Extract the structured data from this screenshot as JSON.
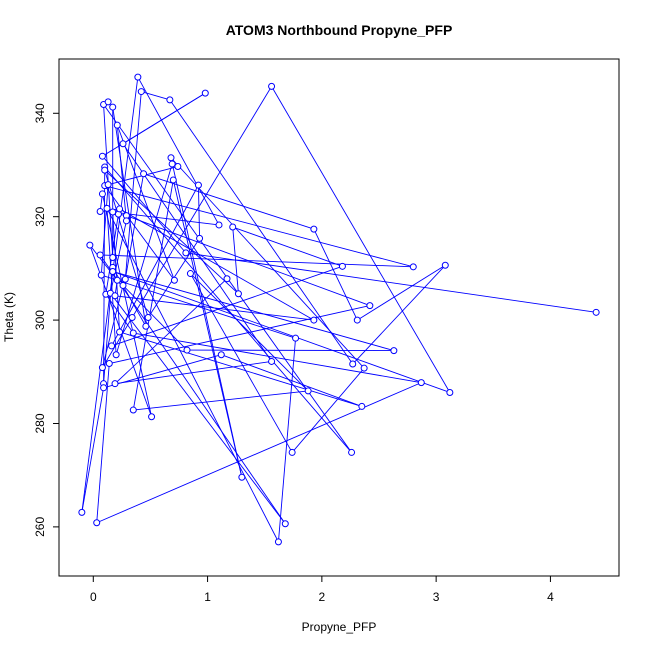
{
  "chart_data": {
    "type": "line",
    "title": "ATOM3 Northbound Propyne_PFP",
    "xlabel": "Propyne_PFP",
    "ylabel": "Theta (K)",
    "xlim": [
      -0.3,
      4.6
    ],
    "ylim": [
      250.5,
      350.5
    ],
    "x_ticks": [
      0,
      1,
      2,
      3,
      4
    ],
    "y_ticks": [
      260,
      280,
      300,
      320,
      340
    ],
    "grid": false,
    "legend": "none",
    "series_color": "#0000FF",
    "points": [
      {
        "x": -0.1,
        "y": 262.8
      },
      {
        "x": -0.03,
        "y": 314.5
      },
      {
        "x": 0.03,
        "y": 260.8
      },
      {
        "x": 0.06,
        "y": 321.0
      },
      {
        "x": 0.06,
        "y": 312.6
      },
      {
        "x": 0.07,
        "y": 308.7
      },
      {
        "x": 0.08,
        "y": 331.7
      },
      {
        "x": 0.08,
        "y": 324.4
      },
      {
        "x": 0.08,
        "y": 290.8
      },
      {
        "x": 0.09,
        "y": 341.7
      },
      {
        "x": 0.09,
        "y": 287.7
      },
      {
        "x": 0.09,
        "y": 286.9
      },
      {
        "x": 0.1,
        "y": 329.6
      },
      {
        "x": 0.1,
        "y": 329.0
      },
      {
        "x": 0.1,
        "y": 326.0
      },
      {
        "x": 0.11,
        "y": 305.0
      },
      {
        "x": 0.12,
        "y": 321.6
      },
      {
        "x": 0.13,
        "y": 342.2
      },
      {
        "x": 0.13,
        "y": 326.2
      },
      {
        "x": 0.14,
        "y": 291.6
      },
      {
        "x": 0.15,
        "y": 305.2
      },
      {
        "x": 0.16,
        "y": 295.0
      },
      {
        "x": 0.17,
        "y": 341.2
      },
      {
        "x": 0.17,
        "y": 320.9
      },
      {
        "x": 0.17,
        "y": 312.1
      },
      {
        "x": 0.17,
        "y": 310.2
      },
      {
        "x": 0.17,
        "y": 309.4
      },
      {
        "x": 0.19,
        "y": 304.7
      },
      {
        "x": 0.19,
        "y": 287.7
      },
      {
        "x": 0.2,
        "y": 293.3
      },
      {
        "x": 0.21,
        "y": 337.7
      },
      {
        "x": 0.21,
        "y": 307.7
      },
      {
        "x": 0.22,
        "y": 320.5
      },
      {
        "x": 0.23,
        "y": 321.5
      },
      {
        "x": 0.23,
        "y": 297.7
      },
      {
        "x": 0.26,
        "y": 334.1
      },
      {
        "x": 0.26,
        "y": 306.7
      },
      {
        "x": 0.28,
        "y": 307.9
      },
      {
        "x": 0.29,
        "y": 320.2
      },
      {
        "x": 0.29,
        "y": 319.2
      },
      {
        "x": 0.34,
        "y": 300.5
      },
      {
        "x": 0.35,
        "y": 297.5
      },
      {
        "x": 0.35,
        "y": 282.6
      },
      {
        "x": 0.39,
        "y": 347.0
      },
      {
        "x": 0.42,
        "y": 344.2
      },
      {
        "x": 0.44,
        "y": 328.3
      },
      {
        "x": 0.46,
        "y": 298.8
      },
      {
        "x": 0.48,
        "y": 300.5
      },
      {
        "x": 0.51,
        "y": 281.3
      },
      {
        "x": 0.67,
        "y": 342.6
      },
      {
        "x": 0.68,
        "y": 331.4
      },
      {
        "x": 0.69,
        "y": 330.2
      },
      {
        "x": 0.7,
        "y": 327.1
      },
      {
        "x": 0.71,
        "y": 307.7
      },
      {
        "x": 0.74,
        "y": 329.7
      },
      {
        "x": 0.81,
        "y": 313.0
      },
      {
        "x": 0.82,
        "y": 294.2
      },
      {
        "x": 0.85,
        "y": 309.0
      },
      {
        "x": 0.92,
        "y": 326.1
      },
      {
        "x": 0.93,
        "y": 315.8
      },
      {
        "x": 0.98,
        "y": 343.9
      },
      {
        "x": 1.1,
        "y": 318.4
      },
      {
        "x": 1.12,
        "y": 293.3
      },
      {
        "x": 1.17,
        "y": 308.0
      },
      {
        "x": 1.22,
        "y": 318.0
      },
      {
        "x": 1.27,
        "y": 305.1
      },
      {
        "x": 1.3,
        "y": 269.6
      },
      {
        "x": 1.56,
        "y": 345.2
      },
      {
        "x": 1.56,
        "y": 292.0
      },
      {
        "x": 1.62,
        "y": 257.1
      },
      {
        "x": 1.68,
        "y": 260.6
      },
      {
        "x": 1.74,
        "y": 274.4
      },
      {
        "x": 1.77,
        "y": 296.5
      },
      {
        "x": 1.88,
        "y": 286.3
      },
      {
        "x": 1.93,
        "y": 317.6
      },
      {
        "x": 1.93,
        "y": 300.0
      },
      {
        "x": 2.18,
        "y": 310.4
      },
      {
        "x": 2.26,
        "y": 274.4
      },
      {
        "x": 2.27,
        "y": 291.5
      },
      {
        "x": 2.31,
        "y": 300.0
      },
      {
        "x": 2.35,
        "y": 283.3
      },
      {
        "x": 2.37,
        "y": 290.7
      },
      {
        "x": 2.42,
        "y": 302.8
      },
      {
        "x": 2.63,
        "y": 294.1
      },
      {
        "x": 2.8,
        "y": 310.3
      },
      {
        "x": 2.87,
        "y": 287.9
      },
      {
        "x": 3.08,
        "y": 310.6
      },
      {
        "x": 3.12,
        "y": 286.0
      },
      {
        "x": 4.4,
        "y": 301.5
      }
    ]
  }
}
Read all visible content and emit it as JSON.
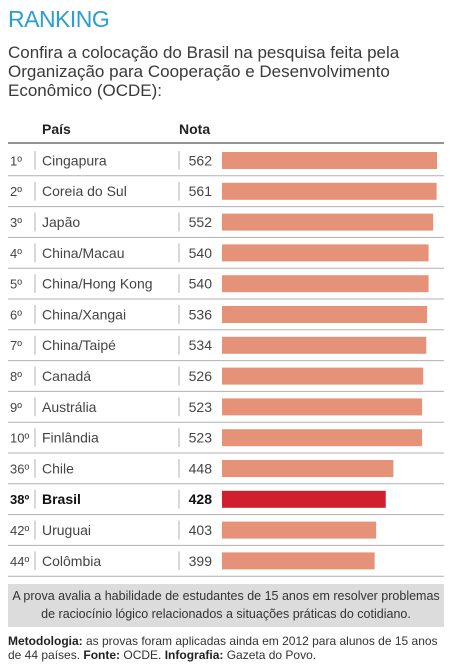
{
  "header": {
    "title": "RANKING",
    "subtitle": "Confira a colocação do Brasil na pesquisa feita pela Organização para Cooperação e Desenvolvimento Econômico (OCDE):",
    "col_country": "País",
    "col_score": "Nota"
  },
  "chart_data": {
    "type": "bar",
    "orientation": "horizontal",
    "title": "RANKING",
    "columns": [
      "País",
      "Nota"
    ],
    "ranks": [
      "1º",
      "2º",
      "3º",
      "4º",
      "5º",
      "6º",
      "7º",
      "8º",
      "9º",
      "10º",
      "36º",
      "38º",
      "42º",
      "44º"
    ],
    "categories": [
      "Cingapura",
      "Coreia do Sul",
      "Japão",
      "China/Macau",
      "China/Hong Kong",
      "China/Xangai",
      "China/Taipé",
      "Canadá",
      "Austrália",
      "Finlândia",
      "Chile",
      "Brasil",
      "Uruguai",
      "Colômbia"
    ],
    "values": [
      562,
      561,
      552,
      540,
      540,
      536,
      534,
      526,
      523,
      523,
      448,
      428,
      403,
      399
    ],
    "highlight": "Brasil",
    "bar_color": "#e59278",
    "highlight_color": "#d0202e",
    "grid": false,
    "legend": "none"
  },
  "footer": {
    "note": "A prova avalia a habilidade de estudantes de 15 anos em resolver problemas de raciocínio lógico relacionados a situações práticas do cotidiano.",
    "method_label": "Metodologia:",
    "method_text": " as provas foram aplicadas ainda em 2012 para alunos de 15 anos de 44 países. ",
    "source_label": "Fonte:",
    "source_text": " OCDE. ",
    "graphic_label": "Infografia:",
    "graphic_text": " Gazeta do Povo."
  }
}
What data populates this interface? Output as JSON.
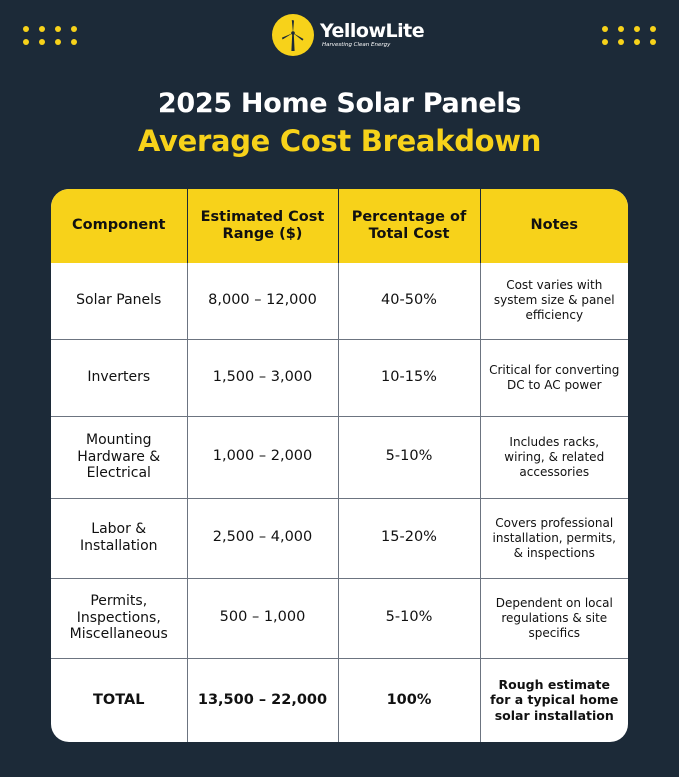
{
  "brand": {
    "name": "YellowLite",
    "tagline": "Harvesting Clean Energy",
    "accent": "#f7d21a",
    "background": "#1c2a38"
  },
  "title": {
    "line1": "2025 Home Solar Panels",
    "line2": "Average Cost Breakdown"
  },
  "table": {
    "headers": [
      "Component",
      "Estimated Cost Range ($)",
      "Percentage of Total Cost",
      "Notes"
    ],
    "rows": [
      {
        "component": "Solar Panels",
        "cost": "8,000 – 12,000",
        "pct": "40-50%",
        "notes": "Cost varies with system size & panel efficiency"
      },
      {
        "component": "Inverters",
        "cost": "1,500 – 3,000",
        "pct": "10-15%",
        "notes": "Critical for converting DC to AC power"
      },
      {
        "component": "Mounting Hardware & Electrical",
        "cost": "1,000 – 2,000",
        "pct": "5-10%",
        "notes": "Includes racks, wiring, & related accessories"
      },
      {
        "component": "Labor & Installation",
        "cost": "2,500 – 4,000",
        "pct": "15-20%",
        "notes": "Covers professional installation, permits, & inspections"
      },
      {
        "component": "Permits, Inspections, Miscellaneous",
        "cost": "500 – 1,000",
        "pct": "5-10%",
        "notes": "Dependent on local regulations & site specifics"
      },
      {
        "component": "TOTAL",
        "cost": "13,500 – 22,000",
        "pct": "100%",
        "notes": "Rough estimate for a typical home solar installation"
      }
    ]
  }
}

What you will do — Find each line holding "JSON". Copy it out.

Finished answer —
Extract the structured data from this screenshot as JSON.
Read all visible content and emit it as JSON.
What data populates this interface? Output as JSON.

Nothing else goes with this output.